SET PROBLEM:
Quote every line below exactly as it reads.

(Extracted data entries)
------------
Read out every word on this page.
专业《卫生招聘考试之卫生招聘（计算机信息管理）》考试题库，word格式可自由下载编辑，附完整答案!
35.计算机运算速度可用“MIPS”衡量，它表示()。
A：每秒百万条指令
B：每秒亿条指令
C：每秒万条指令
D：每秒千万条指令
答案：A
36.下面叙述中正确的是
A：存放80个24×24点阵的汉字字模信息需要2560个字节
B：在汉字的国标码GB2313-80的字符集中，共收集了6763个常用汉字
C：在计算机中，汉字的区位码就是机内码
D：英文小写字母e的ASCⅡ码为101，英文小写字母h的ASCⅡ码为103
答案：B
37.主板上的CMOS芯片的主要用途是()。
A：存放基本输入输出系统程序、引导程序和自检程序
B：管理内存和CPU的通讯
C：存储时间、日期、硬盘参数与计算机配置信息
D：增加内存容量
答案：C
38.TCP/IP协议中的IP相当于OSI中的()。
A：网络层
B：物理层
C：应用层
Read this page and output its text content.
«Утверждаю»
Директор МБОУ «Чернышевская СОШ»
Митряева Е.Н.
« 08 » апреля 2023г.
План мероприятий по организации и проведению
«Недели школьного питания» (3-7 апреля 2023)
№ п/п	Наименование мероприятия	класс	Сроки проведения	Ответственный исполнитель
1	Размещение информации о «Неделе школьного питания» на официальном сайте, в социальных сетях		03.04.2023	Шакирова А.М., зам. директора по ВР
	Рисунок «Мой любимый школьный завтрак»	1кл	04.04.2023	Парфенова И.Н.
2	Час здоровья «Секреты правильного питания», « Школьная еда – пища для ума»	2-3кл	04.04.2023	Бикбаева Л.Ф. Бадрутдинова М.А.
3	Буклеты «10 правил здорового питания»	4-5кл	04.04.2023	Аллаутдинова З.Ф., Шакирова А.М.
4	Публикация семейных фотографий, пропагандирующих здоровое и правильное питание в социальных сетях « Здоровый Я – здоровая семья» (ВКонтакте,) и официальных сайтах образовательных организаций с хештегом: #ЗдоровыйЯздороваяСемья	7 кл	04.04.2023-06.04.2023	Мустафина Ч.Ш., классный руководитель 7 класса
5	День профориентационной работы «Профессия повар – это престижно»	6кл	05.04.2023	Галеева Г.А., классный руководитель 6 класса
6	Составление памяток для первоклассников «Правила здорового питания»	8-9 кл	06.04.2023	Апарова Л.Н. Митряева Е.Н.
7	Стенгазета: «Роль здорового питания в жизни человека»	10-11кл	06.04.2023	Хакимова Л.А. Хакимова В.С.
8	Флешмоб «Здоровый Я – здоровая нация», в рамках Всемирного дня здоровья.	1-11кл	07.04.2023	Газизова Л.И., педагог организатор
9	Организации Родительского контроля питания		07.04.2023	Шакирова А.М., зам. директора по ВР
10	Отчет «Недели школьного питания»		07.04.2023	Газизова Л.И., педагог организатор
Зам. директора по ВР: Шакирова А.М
------------
CORRECT RESPONSE:
Read out every word on this page.
专业《卫生招聘考试之卫生招聘（计算机信息管理）》考试题库，word格式可自由下载编辑，附完整答案!
35.计算机运算速度可用“MIPS”衡量，它表示()。
A：每秒百万条指令
B：每秒亿条指令
C：每秒万条指令
D：每秒千万条指令
答案：A
36.下面叙述中正确的是
A：存放80个24×24点阵的汉字字模信息需要2560个字节
B：在汉字的国标码GB2313-80的字符集中，共收集了6763个常用汉字
C：在计算机中，汉字的区位码就是机内码
D：英文小写字母e的ASCⅡ码为101，英文小写字母h的ASCⅡ码为103
答案：B
37.主板上的CMOS芯片的主要用途是()。
A：存放基本输入输出系统程序、引导程序和自检程序
B：管理内存和CPU的通讯
C：存储时间、日期、硬盘参数与计算机配置信息
D：增加内存容量
答案：C
38.TCP/IP协议中的IP相当于OSI中的()。
A：网络层
B：物理层
C：应用层
Read this page and output its text content.
«Утверждаю»
Директор МБОУ «Чернышевская СОШ»
Митряева Е.Н.
« 08 » апреля 2023г.
План мероприятий по организации и проведению
«Недели школьного питания» (3-7 апреля 2023)
№ п/п	Наименование мероприятия	класс	Сроки проведения	Ответственный исполнитель
1	Размещение информации о «Неделе школьного питания» на официальном сайте, в социальных сетях		03.04.2023	Шакирова А.М., зам. директора по ВР
	Рисунок «Мой любимый школьный завтрак»	1кл	04.04.2023	Парфенова И.Н.
2	Час здоровья «Секреты правильного питания», « Школьная еда – пища для ума»	2-3кл	04.04.2023	Бикбаева Л.Ф. Бадрутдинова М.А.
3	Буклеты «10 правил здорового питания»	4-5кл	04.04.2023	Аллаутдинова З.Ф., Шакирова А.М.
4	Публикация семейных фотографий, пропагандирующих здоровое и правильное питание в социальных сетях « Здоровый Я – здоровая семья» (ВКонтакте,) и официальных сайтах образовательных организаций с хештегом: #ЗдоровыйЯздороваяСемья	7 кл	04.04.2023-06.04.2023	Мустафина Ч.Ш., классный руководитель 7 класса
5	День профориентационной работы «Профессия повар – это престижно»	6кл	05.04.2023	Галеева Г.А., классный руководитель 6 класса
6	Составление памяток для первоклассников «Правила здорового питания»	8-9 кл	06.04.2023	Апарова Л.Н. Митряева Е.Н.
7	Стенгазета: «Роль здорового питания в жизни человека»	10-11кл	06.04.2023	Хакимова Л.А. Хакимова В.С.
8	Флешмоб «Здоровый Я – здоровая нация», в рамках Всемирного дня здоровья.	1-11кл	07.04.2023	Газизова Л.И., педагог организатор
9	Организации Родительского контроля питания		07.04.2023	Шакирова А.М., зам. директора по ВР
10	Отчет «Недели школьного питания»		07.04.2023	Газизова Л.И., педагог организатор
Зам. директора по ВР: Шакирова А.М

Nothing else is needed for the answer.